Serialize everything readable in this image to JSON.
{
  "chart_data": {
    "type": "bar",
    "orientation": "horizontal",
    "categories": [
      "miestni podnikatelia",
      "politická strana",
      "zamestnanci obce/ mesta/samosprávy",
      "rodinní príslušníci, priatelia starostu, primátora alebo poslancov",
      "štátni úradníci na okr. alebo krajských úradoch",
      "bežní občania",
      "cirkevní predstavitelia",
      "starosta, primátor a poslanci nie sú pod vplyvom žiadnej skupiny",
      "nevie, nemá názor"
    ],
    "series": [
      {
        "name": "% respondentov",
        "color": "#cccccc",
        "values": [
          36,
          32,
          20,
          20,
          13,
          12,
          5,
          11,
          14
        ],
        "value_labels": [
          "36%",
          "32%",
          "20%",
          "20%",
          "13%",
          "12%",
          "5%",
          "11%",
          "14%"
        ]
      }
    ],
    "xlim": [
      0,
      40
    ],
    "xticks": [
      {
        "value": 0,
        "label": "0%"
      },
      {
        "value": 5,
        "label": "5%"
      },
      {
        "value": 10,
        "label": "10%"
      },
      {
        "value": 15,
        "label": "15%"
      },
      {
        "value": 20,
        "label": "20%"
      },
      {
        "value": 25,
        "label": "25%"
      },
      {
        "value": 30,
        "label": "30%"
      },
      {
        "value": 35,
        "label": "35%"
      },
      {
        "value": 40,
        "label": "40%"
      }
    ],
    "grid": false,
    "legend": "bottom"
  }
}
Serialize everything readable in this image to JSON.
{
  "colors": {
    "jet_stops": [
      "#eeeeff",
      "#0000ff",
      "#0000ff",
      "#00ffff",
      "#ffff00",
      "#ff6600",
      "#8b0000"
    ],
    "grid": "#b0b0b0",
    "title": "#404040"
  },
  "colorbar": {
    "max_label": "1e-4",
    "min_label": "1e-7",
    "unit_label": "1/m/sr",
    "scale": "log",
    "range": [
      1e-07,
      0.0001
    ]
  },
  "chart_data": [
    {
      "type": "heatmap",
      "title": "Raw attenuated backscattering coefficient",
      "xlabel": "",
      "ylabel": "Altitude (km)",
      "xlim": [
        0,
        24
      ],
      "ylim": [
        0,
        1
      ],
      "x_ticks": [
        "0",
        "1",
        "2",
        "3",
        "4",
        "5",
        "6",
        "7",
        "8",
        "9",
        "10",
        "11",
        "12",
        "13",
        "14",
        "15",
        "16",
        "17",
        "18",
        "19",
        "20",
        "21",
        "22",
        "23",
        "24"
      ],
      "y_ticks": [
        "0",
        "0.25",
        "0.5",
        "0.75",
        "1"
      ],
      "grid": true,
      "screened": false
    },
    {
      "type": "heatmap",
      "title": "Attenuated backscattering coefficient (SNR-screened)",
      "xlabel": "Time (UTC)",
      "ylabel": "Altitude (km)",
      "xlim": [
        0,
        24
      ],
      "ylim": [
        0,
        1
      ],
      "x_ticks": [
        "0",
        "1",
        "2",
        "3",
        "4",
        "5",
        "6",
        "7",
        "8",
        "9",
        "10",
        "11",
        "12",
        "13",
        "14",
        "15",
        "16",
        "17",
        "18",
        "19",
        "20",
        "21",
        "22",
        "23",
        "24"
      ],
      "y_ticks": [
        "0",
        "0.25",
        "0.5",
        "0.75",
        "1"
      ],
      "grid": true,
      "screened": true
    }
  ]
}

──────────

Above are some records. Print them all exactly.

Serialize everything readable in this image to JSON.
{
  "chart_data": {
    "type": "bar",
    "orientation": "horizontal",
    "categories": [
      "miestni podnikatelia",
      "politická strana",
      "zamestnanci obce/ mesta/samosprávy",
      "rodinní príslušníci, priatelia starostu, primátora alebo poslancov",
      "štátni úradníci na okr. alebo krajských úradoch",
      "bežní občania",
      "cirkevní predstavitelia",
      "starosta, primátor a poslanci nie sú pod vplyvom žiadnej skupiny",
      "nevie, nemá názor"
    ],
    "series": [
      {
        "name": "% respondentov",
        "color": "#cccccc",
        "values": [
          36,
          32,
          20,
          20,
          13,
          12,
          5,
          11,
          14
        ],
        "value_labels": [
          "36%",
          "32%",
          "20%",
          "20%",
          "13%",
          "12%",
          "5%",
          "11%",
          "14%"
        ]
      }
    ],
    "xlim": [
      0,
      40
    ],
    "xticks": [
      {
        "value": 0,
        "label": "0%"
      },
      {
        "value": 5,
        "label": "5%"
      },
      {
        "value": 10,
        "label": "10%"
      },
      {
        "value": 15,
        "label": "15%"
      },
      {
        "value": 20,
        "label": "20%"
      },
      {
        "value": 25,
        "label": "25%"
      },
      {
        "value": 30,
        "label": "30%"
      },
      {
        "value": 35,
        "label": "35%"
      },
      {
        "value": 40,
        "label": "40%"
      }
    ],
    "grid": false,
    "legend": "bottom"
  }
}
Serialize everything readable in this image to JSON.
{
  "colors": {
    "jet_stops": [
      "#eeeeff",
      "#0000ff",
      "#0000ff",
      "#00ffff",
      "#ffff00",
      "#ff6600",
      "#8b0000"
    ],
    "grid": "#b0b0b0",
    "title": "#404040"
  },
  "colorbar": {
    "max_label": "1e-4",
    "min_label": "1e-7",
    "unit_label": "1/m/sr",
    "scale": "log",
    "range": [
      1e-07,
      0.0001
    ]
  },
  "chart_data": [
    {
      "type": "heatmap",
      "title": "Raw attenuated backscattering coefficient",
      "xlabel": "",
      "ylabel": "Altitude (km)",
      "xlim": [
        0,
        24
      ],
      "ylim": [
        0,
        1
      ],
      "x_ticks": [
        "0",
        "1",
        "2",
        "3",
        "4",
        "5",
        "6",
        "7",
        "8",
        "9",
        "10",
        "11",
        "12",
        "13",
        "14",
        "15",
        "16",
        "17",
        "18",
        "19",
        "20",
        "21",
        "22",
        "23",
        "24"
      ],
      "y_ticks": [
        "0",
        "0.25",
        "0.5",
        "0.75",
        "1"
      ],
      "grid": true,
      "screened": false
    },
    {
      "type": "heatmap",
      "title": "Attenuated backscattering coefficient (SNR-screened)",
      "xlabel": "Time (UTC)",
      "ylabel": "Altitude (km)",
      "xlim": [
        0,
        24
      ],
      "ylim": [
        0,
        1
      ],
      "x_ticks": [
        "0",
        "1",
        "2",
        "3",
        "4",
        "5",
        "6",
        "7",
        "8",
        "9",
        "10",
        "11",
        "12",
        "13",
        "14",
        "15",
        "16",
        "17",
        "18",
        "19",
        "20",
        "21",
        "22",
        "23",
        "24"
      ],
      "y_ticks": [
        "0",
        "0.25",
        "0.5",
        "0.75",
        "1"
      ],
      "grid": true,
      "screened": true
    }
  ]
}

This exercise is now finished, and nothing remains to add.